• **Set problem**
Resume the mailing-list post on whether D has too many features, continuing from its last line.

Text to read start

Does D have too many features?

Timon Gehr timon.gehr at gmx.ch
Mon Apr 30 17:02:36 PDT 2012


On 05/01/2012 01:20 AM, akaz wrote:
>
> I expected to meet D and exclaim: wow! C++ done right! Instead, I feel
> like being forced to learn another,

Yes, D is its own thing.

> completely new paradigm language,
> like I would start with Lisp or something else.
>

OTOH, this seems to be an exaggeration.

> Remember:
> "Within D, there is a much smaller and cleaner language struggling to
> get out".
>


I don't see the value of that assertion from a pragmatic point of view.

What is to be gained? Note that you have discussed mostly syntax.


* adding -> does not make the language smaller or cleaner and it
   complicates generic code for no benefit.

* loosening the syntactic distinction between value and reference type
   variable declarations could be done, (to the neat effect that
   tail-qualified class references would trivially work) but there
   shouldn't be any directly built-in support for treating polymorphic
   class instances as values.

Text to read end
Source excerpt start

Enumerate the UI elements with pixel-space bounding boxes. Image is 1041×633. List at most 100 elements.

Source excerpt end

• **Written answer**
* I agree that the @property situation needs to be cleaned up. There
   are only five @annotations in total. And what you have said does not
   apply to the other four.

* how p[0..len] can be seen as an issue instead of as great completely
   escapes my mind.

* I agree on supporting deducing length for static arrays. (there is a
   int[$] arr = [1,2,3]; proposal.)

* the syntax for arrays is straightforward and I don't see any
   potential for improvement.

* the foo(a,&b) example is biased because it uses a meaningless
   function name. From the function name alone it is often *almost*
   clear that a certain argument will be modified. & & & spam is not
   'clean' either.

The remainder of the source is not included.